> [Problem description]
Copy each line in which the string "alias" occurs.

> [Data section]
=-=-=-=-=

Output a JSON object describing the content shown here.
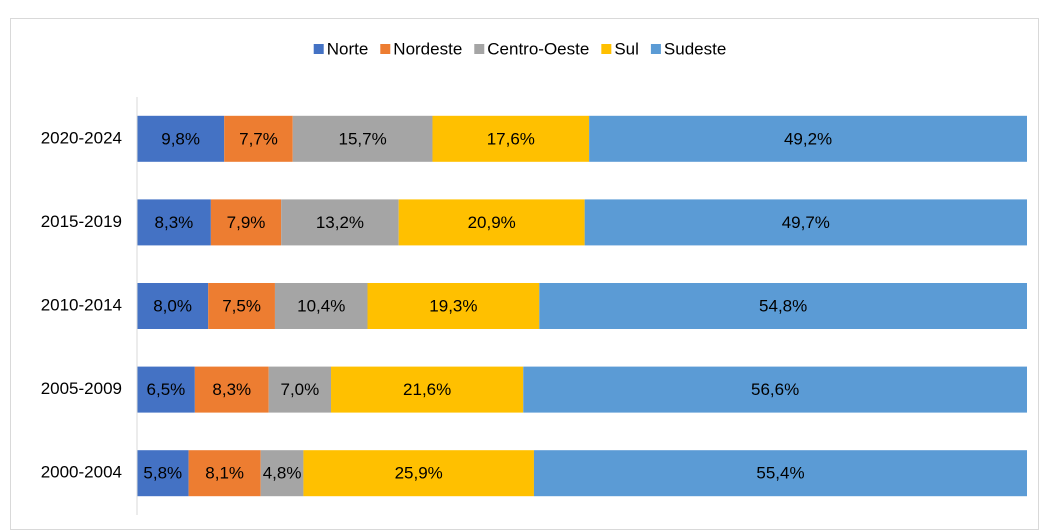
{
  "chart_data": {
    "type": "stacked-bar-horizontal",
    "categories": [
      "2020-2024",
      "2015-2019",
      "2010-2014",
      "2005-2009",
      "2000-2004"
    ],
    "xlim": [
      0,
      100
    ],
    "series": [
      {
        "name": "Norte",
        "color": "#4472c4",
        "values": [
          9.8,
          8.3,
          8.0,
          6.5,
          5.8
        ],
        "value_labels": [
          "9,8%",
          "8,3%",
          "8,0%",
          "6,5%",
          "5,8%"
        ]
      },
      {
        "name": "Nordeste",
        "color": "#ed7d31",
        "values": [
          7.7,
          7.9,
          7.5,
          8.3,
          8.1
        ],
        "value_labels": [
          "7,7%",
          "7,9%",
          "7,5%",
          "8,3%",
          "8,1%"
        ]
      },
      {
        "name": "Centro-Oeste",
        "color": "#a5a5a5",
        "values": [
          15.7,
          13.2,
          10.4,
          7.0,
          4.8
        ],
        "value_labels": [
          "15,7%",
          "13,2%",
          "10,4%",
          "7,0%",
          "4,8%"
        ]
      },
      {
        "name": "Sul",
        "color": "#ffc000",
        "values": [
          17.6,
          20.9,
          19.3,
          21.6,
          25.9
        ],
        "value_labels": [
          "17,6%",
          "20,9%",
          "19,3%",
          "21,6%",
          "25,9%"
        ]
      },
      {
        "name": "Sudeste",
        "color": "#5b9bd5",
        "values": [
          49.2,
          49.7,
          54.8,
          56.6,
          55.4
        ],
        "value_labels": [
          "49,2%",
          "49,7%",
          "54,8%",
          "56,6%",
          "55,4%"
        ]
      }
    ]
  }
}
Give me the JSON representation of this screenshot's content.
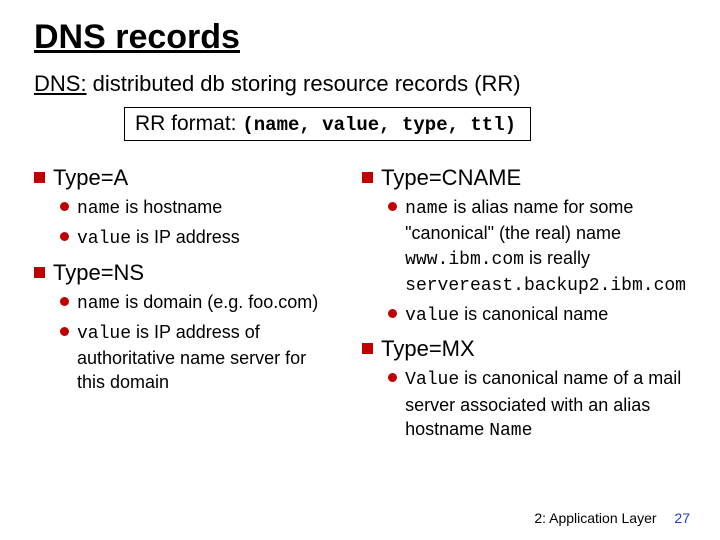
{
  "title": "DNS records",
  "subtitle_u": "DNS:",
  "subtitle_rest": " distributed db storing resource records (RR)",
  "format_label": "RR format:",
  "format_tuple": "(name, value, type, ttl)",
  "left": {
    "a_title": "Type=A",
    "a_b1_pre": "",
    "a_b1_mono": "name",
    "a_b1_post": " is hostname",
    "a_b2_pre": "",
    "a_b2_mono": "value",
    "a_b2_post": " is IP address",
    "ns_title": "Type=NS",
    "ns_b1_pre": "",
    "ns_b1_mono": "name",
    "ns_b1_post": " is domain (e.g. foo.com)",
    "ns_b2_pre": "",
    "ns_b2_mono": "value",
    "ns_b2_post": " is IP address of authoritative name server for this domain"
  },
  "right": {
    "cn_title": "Type=CNAME",
    "cn_b1_pre1": "",
    "cn_b1_mono1": "name",
    "cn_b1_mid1": " is alias name for some \"canonical\" (the real) name",
    "cn_b1_mono2": "www.ibm.com",
    "cn_b1_mid2": " is really ",
    "cn_b1_mono3": "servereast.backup2.ibm.com",
    "cn_b2_mono": "value",
    "cn_b2_post": " is canonical name",
    "mx_title": "Type=MX",
    "mx_b1_mono1": "Value",
    "mx_b1_mid": " is canonical name of a mail server associated with an alias hostname ",
    "mx_b1_mono2": "Name"
  },
  "footer_text": "2: Application Layer",
  "page_num": "27",
  "colors": {
    "accent": "#c00000",
    "page_num": "#1f3fbf",
    "bg": "#ffffff",
    "text": "#000000"
  }
}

=-=-=-=-=

> [Answer below]
    "cn_b1_mid1": " is alias name for some \"canonical\" (the real) name",
    "mx_b1_mid": " is canonical name of a mail server associated with an alias hostname ",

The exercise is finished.